Stored records ::

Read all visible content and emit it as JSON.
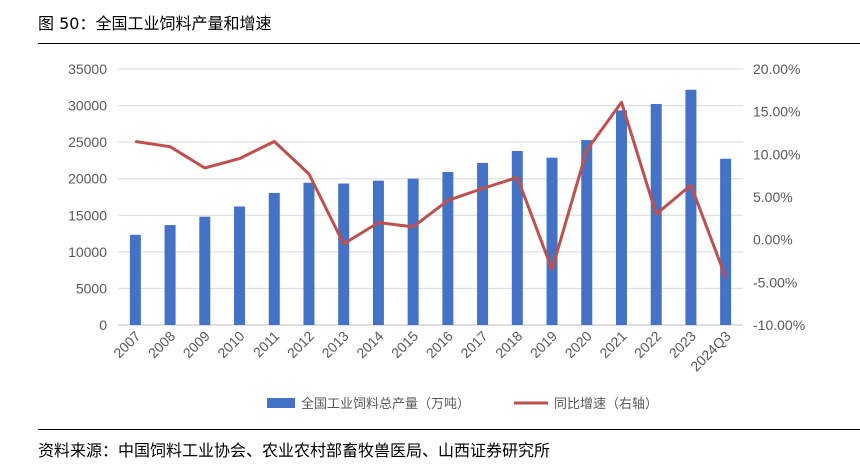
{
  "figure": {
    "title": "图 50：全国工业饲料产量和增速",
    "source": "资料来源：中国饲料工业协会、农业农村部畜牧兽医局、山西证券研究所"
  },
  "chart_data": {
    "type": "bar",
    "categories": [
      "2007",
      "2008",
      "2009",
      "2010",
      "2011",
      "2012",
      "2013",
      "2014",
      "2015",
      "2016",
      "2017",
      "2018",
      "2019",
      "2020",
      "2021",
      "2022",
      "2023",
      "2024Q3"
    ],
    "series": [
      {
        "name": "全国工业饲料总产量（万吨）",
        "type": "bar",
        "axis": "left",
        "color": "#4472C4",
        "values": [
          12330,
          13660,
          14810,
          16200,
          18060,
          19450,
          19340,
          19730,
          20010,
          20920,
          22160,
          23790,
          22870,
          25280,
          29340,
          30220,
          32160,
          22730
        ]
      },
      {
        "name": "同比增速（右轴）",
        "type": "line",
        "axis": "right",
        "color": "#C0504D",
        "values": [
          0.115,
          0.109,
          0.084,
          0.095,
          0.115,
          0.077,
          -0.005,
          0.02,
          0.015,
          0.046,
          0.06,
          0.073,
          -0.035,
          0.105,
          0.161,
          0.03,
          0.064,
          -0.044
        ]
      }
    ],
    "y_left": {
      "min": 0,
      "max": 35000,
      "step": 5000,
      "tick_labels": [
        "0",
        "5000",
        "10000",
        "15000",
        "20000",
        "25000",
        "30000",
        "35000"
      ]
    },
    "y_right": {
      "min": -0.1,
      "max": 0.2,
      "step": 0.05,
      "tick_labels": [
        "-10.00%",
        "-5.00%",
        "0.00%",
        "5.00%",
        "10.00%",
        "15.00%",
        "20.00%"
      ]
    },
    "grid": true,
    "legend_position": "bottom"
  }
}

Given request ::
Go through the listing above and quote it exactly, apart from its images.

Task result ::
Read all visible content and emit it as JSON.
{
  "figure": {
    "title": "图 50：全国工业饲料产量和增速",
    "source": "资料来源：中国饲料工业协会、农业农村部畜牧兽医局、山西证券研究所"
  },
  "chart_data": {
    "type": "bar",
    "categories": [
      "2007",
      "2008",
      "2009",
      "2010",
      "2011",
      "2012",
      "2013",
      "2014",
      "2015",
      "2016",
      "2017",
      "2018",
      "2019",
      "2020",
      "2021",
      "2022",
      "2023",
      "2024Q3"
    ],
    "series": [
      {
        "name": "全国工业饲料总产量（万吨）",
        "type": "bar",
        "axis": "left",
        "color": "#4472C4",
        "values": [
          12330,
          13660,
          14810,
          16200,
          18060,
          19450,
          19340,
          19730,
          20010,
          20920,
          22160,
          23790,
          22870,
          25280,
          29340,
          30220,
          32160,
          22730
        ]
      },
      {
        "name": "同比增速（右轴）",
        "type": "line",
        "axis": "right",
        "color": "#C0504D",
        "values": [
          0.115,
          0.109,
          0.084,
          0.095,
          0.115,
          0.077,
          -0.005,
          0.02,
          0.015,
          0.046,
          0.06,
          0.073,
          -0.035,
          0.105,
          0.161,
          0.03,
          0.064,
          -0.044
        ]
      }
    ],
    "y_left": {
      "min": 0,
      "max": 35000,
      "step": 5000,
      "tick_labels": [
        "0",
        "5000",
        "10000",
        "15000",
        "20000",
        "25000",
        "30000",
        "35000"
      ]
    },
    "y_right": {
      "min": -0.1,
      "max": 0.2,
      "step": 0.05,
      "tick_labels": [
        "-10.00%",
        "-5.00%",
        "0.00%",
        "5.00%",
        "10.00%",
        "15.00%",
        "20.00%"
      ]
    },
    "grid": true,
    "legend_position": "bottom"
  }
}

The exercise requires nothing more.